### GOAL OF THE EXERCISE
Check each line below for the word "Remove", and copy those that have it.

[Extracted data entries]
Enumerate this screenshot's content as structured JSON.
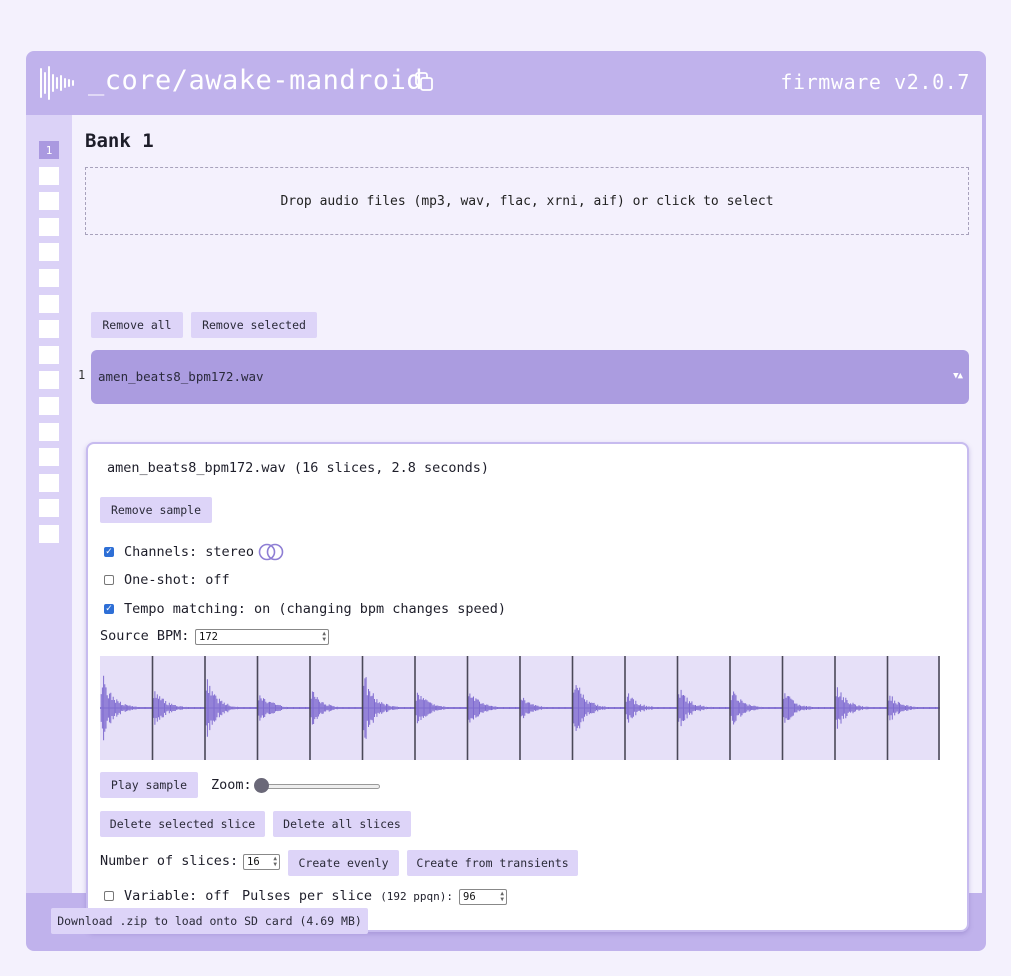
{
  "header": {
    "title": "_core/awake-mandroid",
    "firmware": "firmware v2.0.7",
    "logo_icon": "waveform-icon",
    "copy_icon": "copy-icon"
  },
  "banks": {
    "items": [
      "1",
      "",
      "",
      "",
      "",
      "",
      "",
      "",
      "",
      "",
      "",
      "",
      "",
      "",
      "",
      ""
    ],
    "active_index": 0
  },
  "bank": {
    "title": "Bank 1",
    "dropzone_text": "Drop audio files (mp3, wav, flac, xrni, aif) or click to select",
    "remove_all": "Remove all",
    "remove_selected": "Remove selected"
  },
  "sample_list": [
    {
      "index": "1",
      "name": "amen_beats8_bpm172.wav",
      "sort_icon": "▼▲"
    }
  ],
  "detail": {
    "title": "amen_beats8_bpm172.wav (16 slices, 2.8 seconds)",
    "remove_sample": "Remove sample",
    "channels_label": "Channels: stereo",
    "channels_checked": true,
    "oneshot_label": "One-shot: off",
    "oneshot_checked": false,
    "tempo_label": "Tempo matching: on (changing bpm changes speed)",
    "tempo_checked": true,
    "source_bpm_label": "Source BPM:",
    "source_bpm_value": "172",
    "slice_count": 16,
    "play_sample": "Play sample",
    "zoom_label": "Zoom:",
    "zoom_level": 0,
    "delete_selected_slice": "Delete selected slice",
    "delete_all_slices": "Delete all slices",
    "num_slices_label": "Number of slices:",
    "num_slices_value": "16",
    "create_evenly": "Create evenly",
    "create_transients": "Create from transients",
    "variable_label": "Variable: off",
    "variable_checked": false,
    "pulses_label": "Pulses per slice",
    "pulses_sub": "(192 ppqn):",
    "pulses_value": "96"
  },
  "footer": {
    "download": "Download .zip to load onto SD card (4.69 MB)"
  },
  "colors": {
    "accent": "#c0b2ec",
    "active_bank": "#aa99e0",
    "wave": "#7f6bd0",
    "button": "#ddd4f8"
  }
}
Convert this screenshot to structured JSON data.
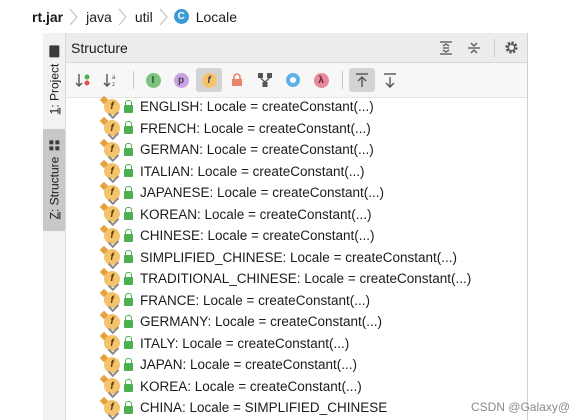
{
  "breadcrumb": {
    "items": [
      "rt.jar",
      "java",
      "util",
      "Locale"
    ],
    "class_icon_letter": "C"
  },
  "side_tabs": {
    "project": {
      "number": "1",
      "label": ": Project"
    },
    "structure": {
      "number": "Z",
      "label": ": Structure"
    }
  },
  "panel": {
    "title": "Structure"
  },
  "toolbar": {
    "icons": [
      "sort-visibility",
      "sort-alphabetically",
      "show-inherited",
      "show-properties",
      "show-fields",
      "show-non-public",
      "show-lambdas",
      "show-anonymous",
      "show-lambda",
      "autoscroll-to-source",
      "autoscroll-from-source"
    ],
    "letters": {
      "inherited": "I",
      "properties": "p",
      "fields": "f",
      "lambda": "λ"
    }
  },
  "fields": [
    "ENGLISH: Locale = createConstant(...)",
    "FRENCH: Locale = createConstant(...)",
    "GERMAN: Locale = createConstant(...)",
    "ITALIAN: Locale = createConstant(...)",
    "JAPANESE: Locale = createConstant(...)",
    "KOREAN: Locale = createConstant(...)",
    "CHINESE: Locale = createConstant(...)",
    "SIMPLIFIED_CHINESE: Locale = createConstant(...)",
    "TRADITIONAL_CHINESE: Locale = createConstant(...)",
    "FRANCE: Locale = createConstant(...)",
    "GERMANY: Locale = createConstant(...)",
    "ITALY: Locale = createConstant(...)",
    "JAPAN: Locale = createConstant(...)",
    "KOREA: Locale = createConstant(...)",
    "CHINA: Locale = SIMPLIFIED_CHINESE"
  ],
  "field_icon_letter": "f",
  "watermark": "CSDN @Galaxy@",
  "colors": {
    "field_icon": "#f5c36b",
    "lock": "#4caf50",
    "class_icon": "#3d9bd6"
  }
}
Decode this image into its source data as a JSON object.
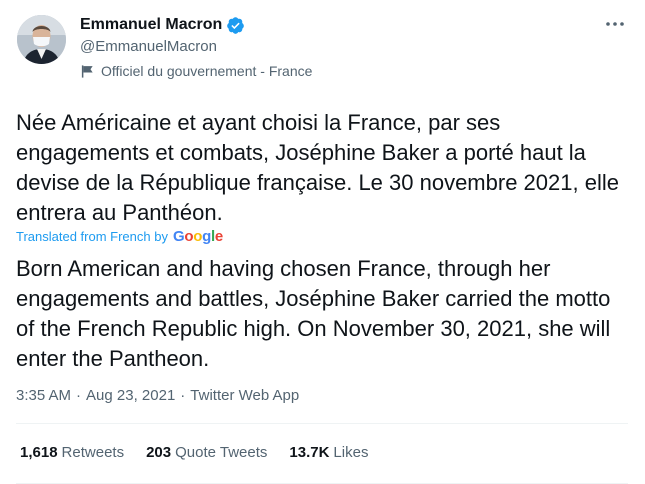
{
  "author": {
    "display_name": "Emmanuel Macron",
    "handle": "@EmmanuelMacron",
    "label": "Officiel du gouvernement - France"
  },
  "tweet": {
    "original_text": "Née Américaine et ayant choisi la France, par ses engagements et combats, Joséphine Baker a porté haut la devise de la République française. Le 30 novembre 2021, elle entrera au Panthéon.",
    "translated_from": "Translated from French by",
    "translator_brand": [
      "G",
      "o",
      "o",
      "g",
      "l",
      "e"
    ],
    "translated_text": "Born American and having chosen France, through her engagements and battles, Joséphine Baker carried the motto of the French Republic high. On November 30, 2021, she will enter the Pantheon."
  },
  "meta": {
    "time": "3:35 AM",
    "separator": "·",
    "date": "Aug 23, 2021",
    "source": "Twitter Web App"
  },
  "stats": {
    "retweets": {
      "count": "1,618",
      "label": "Retweets"
    },
    "quote_tweets": {
      "count": "203",
      "label": "Quote Tweets"
    },
    "likes": {
      "count": "13.7K",
      "label": "Likes"
    }
  },
  "colors": {
    "accent": "#1d9bf0",
    "text_primary": "#0f1419",
    "text_secondary": "#536471",
    "divider": "#eff3f4"
  },
  "icons": {
    "verified": "verified-badge-icon",
    "label_flag": "flag-icon",
    "more": "more-horizontal-icon"
  }
}
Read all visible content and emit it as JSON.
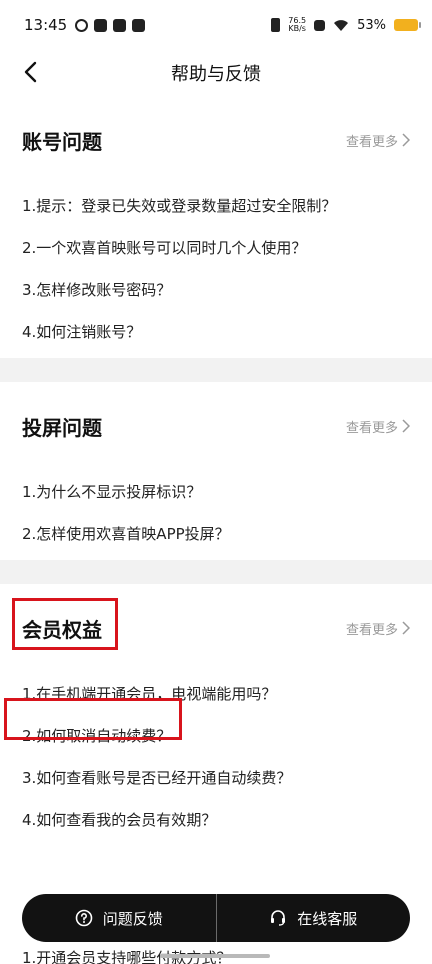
{
  "status_bar": {
    "time": "13:45",
    "net_speed": "76.5",
    "net_unit": "KB/s",
    "battery": "53%"
  },
  "nav": {
    "title": "帮助与反馈"
  },
  "sections": [
    {
      "title": "账号问题",
      "more": "查看更多",
      "questions": [
        "1.提示：登录已失效或登录数量超过安全限制？",
        "2.一个欢喜首映账号可以同时几个人使用？",
        "3.怎样修改账号密码？",
        "4.如何注销账号？"
      ]
    },
    {
      "title": "投屏问题",
      "more": "查看更多",
      "questions": [
        "1.为什么不显示投屏标识？",
        "2.怎样使用欢喜首映APP投屏？"
      ]
    },
    {
      "title": "会员权益",
      "more": "查看更多",
      "questions": [
        "1.在手机端开通会员，电视端能用吗？",
        "2.如何取消自动续费？",
        "3.如何查看账号是否已经开通自动续费？",
        "4.如何查看我的会员有效期？"
      ]
    }
  ],
  "partial_section": {
    "question": "1.开通会员支持哪些付款方式？"
  },
  "bottom_bar": {
    "feedback_label": "问题反馈",
    "service_label": "在线客服"
  },
  "colors": {
    "highlight": "#d8141c",
    "bar_bg": "#121212",
    "battery": "#f2b01e"
  }
}
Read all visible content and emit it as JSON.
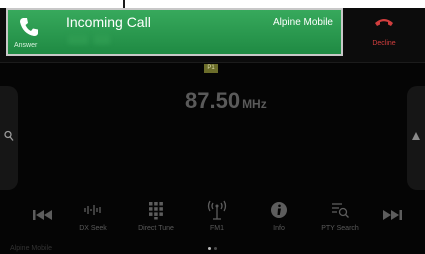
{
  "call": {
    "title": "Incoming Call",
    "source": "Alpine Mobile",
    "answer_label": "Answer",
    "decline_label": "Decline",
    "accent_color": "#2f9e4f",
    "decline_color": "#d13e3e"
  },
  "radio": {
    "preset_badge": "P1",
    "frequency": "87.50",
    "unit": "MHz"
  },
  "controls": [
    {
      "label": "DX Seek",
      "icon": "dx-seek-icon"
    },
    {
      "label": "Direct Tune",
      "icon": "keypad-icon"
    },
    {
      "label": "FM1",
      "icon": "antenna-icon"
    },
    {
      "label": "Info",
      "icon": "info-icon"
    },
    {
      "label": "PTY Search",
      "icon": "pty-search-icon"
    }
  ],
  "page_indicator": {
    "current": 1,
    "total": 2
  },
  "footer": {
    "label": "Alpine Mobile"
  }
}
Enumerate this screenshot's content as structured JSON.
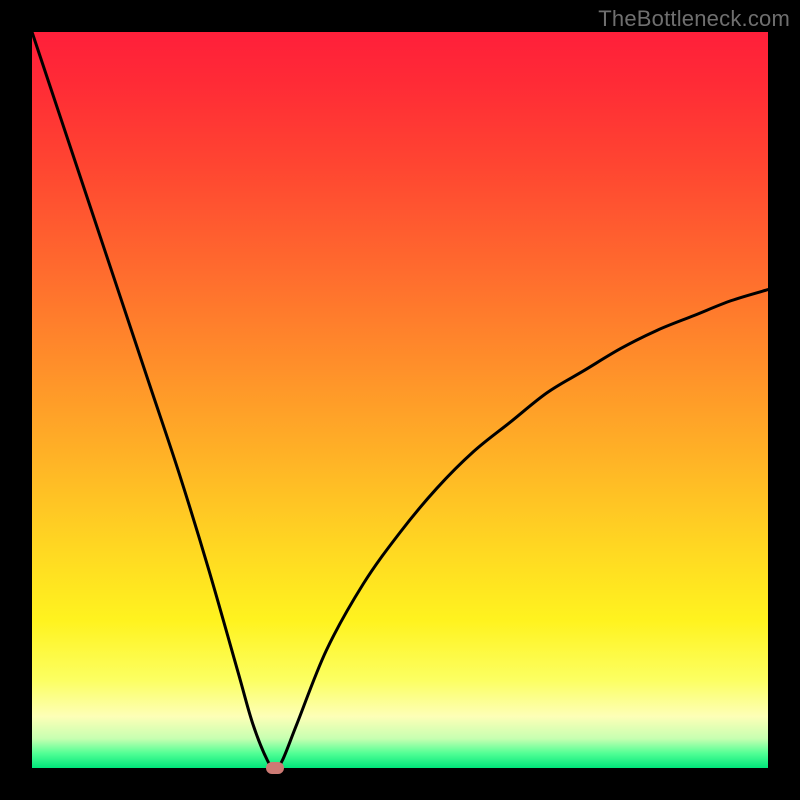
{
  "watermark": "TheBottleneck.com",
  "colors": {
    "page_bg": "#000000",
    "watermark": "#6f6f6f",
    "curve_stroke": "#000000",
    "marker_fill": "#cd7a74",
    "gradient_top": "#ff1f3a",
    "gradient_mid": "#ffd722",
    "gradient_bottom": "#00e57a"
  },
  "chart_data": {
    "type": "line",
    "title": "",
    "xlabel": "",
    "ylabel": "",
    "xlim": [
      0,
      100
    ],
    "ylim": [
      0,
      100
    ],
    "grid": false,
    "legend": false,
    "annotations": [
      {
        "name": "watermark",
        "text": "TheBottleneck.com",
        "position": "top-right"
      }
    ],
    "series": [
      {
        "name": "bottleneck-curve",
        "x": [
          0,
          4,
          8,
          12,
          16,
          20,
          24,
          28,
          30,
          32,
          33,
          34,
          36,
          40,
          45,
          50,
          55,
          60,
          65,
          70,
          75,
          80,
          85,
          90,
          95,
          100
        ],
        "values": [
          100,
          88,
          76,
          64,
          52,
          40,
          27,
          13,
          6,
          1,
          0,
          1,
          6,
          16,
          25,
          32,
          38,
          43,
          47,
          51,
          54,
          57,
          59.5,
          61.5,
          63.5,
          65
        ]
      }
    ],
    "marker": {
      "x": 33,
      "y": 0
    }
  }
}
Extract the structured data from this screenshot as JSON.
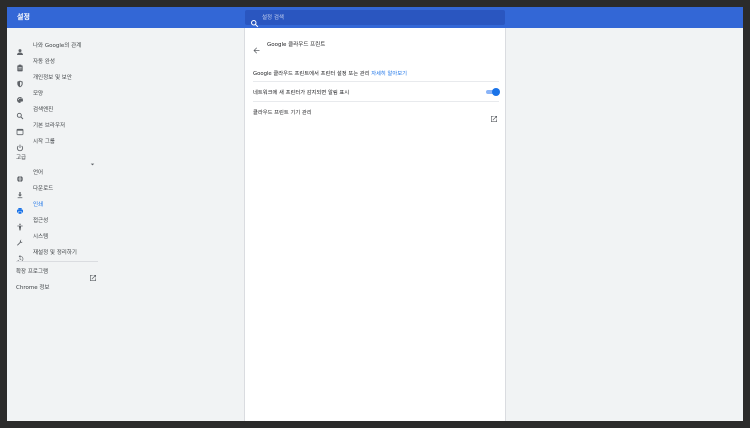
{
  "app": {
    "title": "설정"
  },
  "search": {
    "placeholder": "설정 검색"
  },
  "sidebar": {
    "items": [
      {
        "label": "나와 Google의 관계",
        "icon": "person-icon"
      },
      {
        "label": "자동 완성",
        "icon": "clipboard-icon"
      },
      {
        "label": "개인정보 및 보안",
        "icon": "shield-icon"
      },
      {
        "label": "모양",
        "icon": "palette-icon"
      },
      {
        "label": "검색엔진",
        "icon": "search-icon"
      },
      {
        "label": "기본 브라우저",
        "icon": "browser-icon"
      },
      {
        "label": "시작 그룹",
        "icon": "power-icon"
      }
    ],
    "advanced_label": "고급",
    "advanced_items": [
      {
        "label": "언어",
        "icon": "globe-icon"
      },
      {
        "label": "다운로드",
        "icon": "download-icon"
      },
      {
        "label": "인쇄",
        "icon": "printer-icon",
        "active": true
      },
      {
        "label": "접근성",
        "icon": "accessibility-icon"
      },
      {
        "label": "시스템",
        "icon": "wrench-icon"
      },
      {
        "label": "재설정 및 정리하기",
        "icon": "restore-icon"
      }
    ],
    "extensions_label": "확장 프로그램",
    "about_label": "Chrome 정보"
  },
  "main": {
    "title": "Google 클라우드 프린트",
    "rows": [
      {
        "text": "Google 클라우드 프린트에서 프린터 설정 또는 관리",
        "link": "자세히 알아보기"
      },
      {
        "text": "네트워크에 새 프린터가 감지되면 알림 표시",
        "toggle_on": true
      },
      {
        "text": "클라우드 프린트 기기 관리"
      }
    ]
  },
  "colors": {
    "accent": "#1a73e8",
    "header": "#3367d6",
    "sidebar_bg": "#f1f3f4"
  }
}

### RESPONSE
    "remove_all": "Remove all",
    "remove_selected": "Remove selected"
    "remove_sample": "Remove sample",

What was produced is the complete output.